■ **WHAT THE EXERCISE ASKS**
Reproduce each line exactly.

■ **DATA PROVIDED**

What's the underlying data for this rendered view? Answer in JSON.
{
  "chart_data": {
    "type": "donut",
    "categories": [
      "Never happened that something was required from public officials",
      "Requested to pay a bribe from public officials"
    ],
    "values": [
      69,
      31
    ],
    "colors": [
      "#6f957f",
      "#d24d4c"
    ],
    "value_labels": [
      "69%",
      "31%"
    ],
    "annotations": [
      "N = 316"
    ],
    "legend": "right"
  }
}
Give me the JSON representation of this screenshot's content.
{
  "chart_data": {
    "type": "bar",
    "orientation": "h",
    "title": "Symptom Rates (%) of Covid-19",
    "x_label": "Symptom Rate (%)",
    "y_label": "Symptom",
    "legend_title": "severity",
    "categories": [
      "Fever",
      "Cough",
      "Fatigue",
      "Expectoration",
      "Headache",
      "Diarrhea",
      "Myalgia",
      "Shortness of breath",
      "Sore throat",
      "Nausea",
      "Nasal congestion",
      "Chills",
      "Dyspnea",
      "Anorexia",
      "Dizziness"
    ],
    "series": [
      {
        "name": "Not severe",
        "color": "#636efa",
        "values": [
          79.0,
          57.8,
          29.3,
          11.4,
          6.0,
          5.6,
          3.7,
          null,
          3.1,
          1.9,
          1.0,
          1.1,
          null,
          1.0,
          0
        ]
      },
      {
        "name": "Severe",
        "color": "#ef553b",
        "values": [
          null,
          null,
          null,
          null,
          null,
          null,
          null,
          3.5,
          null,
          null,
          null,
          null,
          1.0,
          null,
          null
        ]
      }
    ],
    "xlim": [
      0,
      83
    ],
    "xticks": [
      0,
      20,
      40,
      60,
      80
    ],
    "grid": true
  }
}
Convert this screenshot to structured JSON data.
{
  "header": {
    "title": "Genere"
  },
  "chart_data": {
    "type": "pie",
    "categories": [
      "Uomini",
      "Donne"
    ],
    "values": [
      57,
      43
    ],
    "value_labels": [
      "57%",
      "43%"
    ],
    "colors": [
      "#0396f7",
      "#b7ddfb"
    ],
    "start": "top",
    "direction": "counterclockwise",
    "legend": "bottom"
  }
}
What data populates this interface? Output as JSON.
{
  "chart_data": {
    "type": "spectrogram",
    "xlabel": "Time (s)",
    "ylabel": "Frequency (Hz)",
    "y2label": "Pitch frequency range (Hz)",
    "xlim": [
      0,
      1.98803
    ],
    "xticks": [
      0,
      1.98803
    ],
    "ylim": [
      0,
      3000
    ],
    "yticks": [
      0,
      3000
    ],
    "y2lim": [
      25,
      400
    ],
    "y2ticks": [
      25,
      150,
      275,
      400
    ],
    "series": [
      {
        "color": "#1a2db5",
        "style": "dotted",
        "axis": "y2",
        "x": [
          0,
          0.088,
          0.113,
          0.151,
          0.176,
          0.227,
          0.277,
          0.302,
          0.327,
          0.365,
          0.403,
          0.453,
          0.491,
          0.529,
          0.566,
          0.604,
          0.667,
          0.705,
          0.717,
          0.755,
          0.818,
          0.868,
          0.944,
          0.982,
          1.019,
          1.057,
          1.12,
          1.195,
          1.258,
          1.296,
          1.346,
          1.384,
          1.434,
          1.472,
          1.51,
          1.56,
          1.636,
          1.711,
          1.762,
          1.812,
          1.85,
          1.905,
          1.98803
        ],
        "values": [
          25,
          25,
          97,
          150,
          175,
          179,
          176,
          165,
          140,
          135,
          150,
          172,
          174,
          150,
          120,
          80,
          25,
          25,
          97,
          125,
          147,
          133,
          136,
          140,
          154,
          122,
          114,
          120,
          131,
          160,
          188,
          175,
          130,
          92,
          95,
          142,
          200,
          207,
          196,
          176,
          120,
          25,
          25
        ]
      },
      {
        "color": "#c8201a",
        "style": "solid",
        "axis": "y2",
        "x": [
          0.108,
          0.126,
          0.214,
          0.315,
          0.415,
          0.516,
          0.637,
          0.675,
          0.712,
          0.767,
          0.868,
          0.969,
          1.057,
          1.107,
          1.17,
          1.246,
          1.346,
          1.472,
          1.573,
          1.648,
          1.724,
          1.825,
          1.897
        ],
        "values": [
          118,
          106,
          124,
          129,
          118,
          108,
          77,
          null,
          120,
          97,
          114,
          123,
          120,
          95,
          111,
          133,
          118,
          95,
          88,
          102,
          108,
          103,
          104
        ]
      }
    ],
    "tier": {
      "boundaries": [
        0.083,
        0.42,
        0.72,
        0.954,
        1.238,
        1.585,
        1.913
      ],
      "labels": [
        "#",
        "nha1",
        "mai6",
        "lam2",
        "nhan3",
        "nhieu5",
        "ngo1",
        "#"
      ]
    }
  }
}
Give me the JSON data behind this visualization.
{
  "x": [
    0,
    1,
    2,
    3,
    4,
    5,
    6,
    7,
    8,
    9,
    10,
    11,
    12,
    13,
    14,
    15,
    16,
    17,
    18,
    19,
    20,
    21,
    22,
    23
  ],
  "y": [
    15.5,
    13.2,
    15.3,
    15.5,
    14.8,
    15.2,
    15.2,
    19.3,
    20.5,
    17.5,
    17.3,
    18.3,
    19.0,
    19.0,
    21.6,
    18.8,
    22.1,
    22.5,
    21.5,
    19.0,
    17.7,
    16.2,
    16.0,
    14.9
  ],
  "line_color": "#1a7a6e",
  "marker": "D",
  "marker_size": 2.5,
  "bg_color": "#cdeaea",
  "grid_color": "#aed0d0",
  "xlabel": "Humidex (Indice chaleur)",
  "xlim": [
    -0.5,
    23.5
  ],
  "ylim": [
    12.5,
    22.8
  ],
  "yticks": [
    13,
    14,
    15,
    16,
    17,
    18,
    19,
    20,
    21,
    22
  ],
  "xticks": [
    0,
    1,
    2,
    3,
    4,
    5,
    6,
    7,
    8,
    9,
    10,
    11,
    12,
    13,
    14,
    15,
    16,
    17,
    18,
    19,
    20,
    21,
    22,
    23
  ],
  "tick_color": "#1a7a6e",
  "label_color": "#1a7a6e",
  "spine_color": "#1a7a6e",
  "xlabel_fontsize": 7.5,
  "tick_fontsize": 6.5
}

■ **WRITTEN SOLUTION**
What's the underlying data for this rendered view? Answer in JSON.
{
  "chart_data": {
    "type": "donut",
    "categories": [
      "Never happened that something was required from public officials",
      "Requested to pay a bribe from public officials"
    ],
    "values": [
      69,
      31
    ],
    "colors": [
      "#6f957f",
      "#d24d4c"
    ],
    "value_labels": [
      "69%",
      "31%"
    ],
    "annotations": [
      "N = 316"
    ],
    "legend": "right"
  }
}
Give me the JSON representation of this screenshot's content.
{
  "chart_data": {
    "type": "bar",
    "orientation": "h",
    "title": "Symptom Rates (%) of Covid-19",
    "x_label": "Symptom Rate (%)",
    "y_label": "Symptom",
    "legend_title": "severity",
    "categories": [
      "Fever",
      "Cough",
      "Fatigue",
      "Expectoration",
      "Headache",
      "Diarrhea",
      "Myalgia",
      "Shortness of breath",
      "Sore throat",
      "Nausea",
      "Nasal congestion",
      "Chills",
      "Dyspnea",
      "Anorexia",
      "Dizziness"
    ],
    "series": [
      {
        "name": "Not severe",
        "color": "#636efa",
        "values": [
          79.0,
          57.8,
          29.3,
          11.4,
          6.0,
          5.6,
          3.7,
          null,
          3.1,
          1.9,
          1.0,
          1.1,
          null,
          1.0,
          0
        ]
      },
      {
        "name": "Severe",
        "color": "#ef553b",
        "values": [
          null,
          null,
          null,
          null,
          null,
          null,
          null,
          3.5,
          null,
          null,
          null,
          null,
          1.0,
          null,
          null
        ]
      }
    ],
    "xlim": [
      0,
      83
    ],
    "xticks": [
      0,
      20,
      40,
      60,
      80
    ],
    "grid": true
  }
}
Convert this screenshot to structured JSON data.
{
  "header": {
    "title": "Genere"
  },
  "chart_data": {
    "type": "pie",
    "categories": [
      "Uomini",
      "Donne"
    ],
    "values": [
      57,
      43
    ],
    "value_labels": [
      "57%",
      "43%"
    ],
    "colors": [
      "#0396f7",
      "#b7ddfb"
    ],
    "start": "top",
    "direction": "counterclockwise",
    "legend": "bottom"
  }
}
What data populates this interface? Output as JSON.
{
  "chart_data": {
    "type": "spectrogram",
    "xlabel": "Time (s)",
    "ylabel": "Frequency (Hz)",
    "y2label": "Pitch frequency range (Hz)",
    "xlim": [
      0,
      1.98803
    ],
    "xticks": [
      0,
      1.98803
    ],
    "ylim": [
      0,
      3000
    ],
    "yticks": [
      0,
      3000
    ],
    "y2lim": [
      25,
      400
    ],
    "y2ticks": [
      25,
      150,
      275,
      400
    ],
    "series": [
      {
        "color": "#1a2db5",
        "style": "dotted",
        "axis": "y2",
        "x": [
          0,
          0.088,
          0.113,
          0.151,
          0.176,
          0.227,
          0.277,
          0.302,
          0.327,
          0.365,
          0.403,
          0.453,
          0.491,
          0.529,
          0.566,
          0.604,
          0.667,
          0.705,
          0.717,
          0.755,
          0.818,
          0.868,
          0.944,
          0.982,
          1.019,
          1.057,
          1.12,
          1.195,
          1.258,
          1.296,
          1.346,
          1.384,
          1.434,
          1.472,
          1.51,
          1.56,
          1.636,
          1.711,
          1.762,
          1.812,
          1.85,
          1.905,
          1.98803
        ],
        "values": [
          25,
          25,
          97,
          150,
          175,
          179,
          176,
          165,
          140,
          135,
          150,
          172,
          174,
          150,
          120,
          80,
          25,
          25,
          97,
          125,
          147,
          133,
          136,
          140,
          154,
          122,
          114,
          120,
          131,
          160,
          188,
          175,
          130,
          92,
          95,
          142,
          200,
          207,
          196,
          176,
          120,
          25,
          25
        ]
      },
      {
        "color": "#c8201a",
        "style": "solid",
        "axis": "y2",
        "x": [
          0.108,
          0.126,
          0.214,
          0.315,
          0.415,
          0.516,
          0.637,
          0.675,
          0.712,
          0.767,
          0.868,
          0.969,
          1.057,
          1.107,
          1.17,
          1.246,
          1.346,
          1.472,
          1.573,
          1.648,
          1.724,
          1.825,
          1.897
        ],
        "values": [
          118,
          106,
          124,
          129,
          118,
          108,
          77,
          null,
          120,
          97,
          114,
          123,
          120,
          95,
          111,
          133,
          118,
          95,
          88,
          102,
          108,
          103,
          104
        ]
      }
    ],
    "tier": {
      "boundaries": [
        0.083,
        0.42,
        0.72,
        0.954,
        1.238,
        1.585,
        1.913
      ],
      "labels": [
        "#",
        "nha1",
        "mai6",
        "lam2",
        "nhan3",
        "nhieu5",
        "ngo1",
        "#"
      ]
    }
  }
}
Give me the JSON data behind this visualization.
{
  "x": [
    0,
    1,
    2,
    3,
    4,
    5,
    6,
    7,
    8,
    9,
    10,
    11,
    12,
    13,
    14,
    15,
    16,
    17,
    18,
    19,
    20,
    21,
    22,
    23
  ],
  "y": [
    15.5,
    13.2,
    15.3,
    15.5,
    14.8,
    15.2,
    15.2,
    19.3,
    20.5,
    17.5,
    17.3,
    18.3,
    19.0,
    19.0,
    21.6,
    18.8,
    22.1,
    22.5,
    21.5,
    19.0,
    17.7,
    16.2,
    16.0,
    14.9
  ],
  "line_color": "#1a7a6e",
  "marker": "D",
  "marker_size": 2.5,
  "bg_color": "#cdeaea",
  "grid_color": "#aed0d0",
  "xlabel": "Humidex (Indice chaleur)",
  "xlim": [
    -0.5,
    23.5
  ],
  "ylim": [
    12.5,
    22.8
  ],
  "yticks": [
    13,
    14,
    15,
    16,
    17,
    18,
    19,
    20,
    21,
    22
  ],
  "xticks": [
    0,
    1,
    2,
    3,
    4,
    5,
    6,
    7,
    8,
    9,
    10,
    11,
    12,
    13,
    14,
    15,
    16,
    17,
    18,
    19,
    20,
    21,
    22,
    23
  ],
  "tick_color": "#1a7a6e",
  "label_color": "#1a7a6e",
  "spine_color": "#1a7a6e",
  "xlabel_fontsize": 7.5,
  "tick_fontsize": 6.5
}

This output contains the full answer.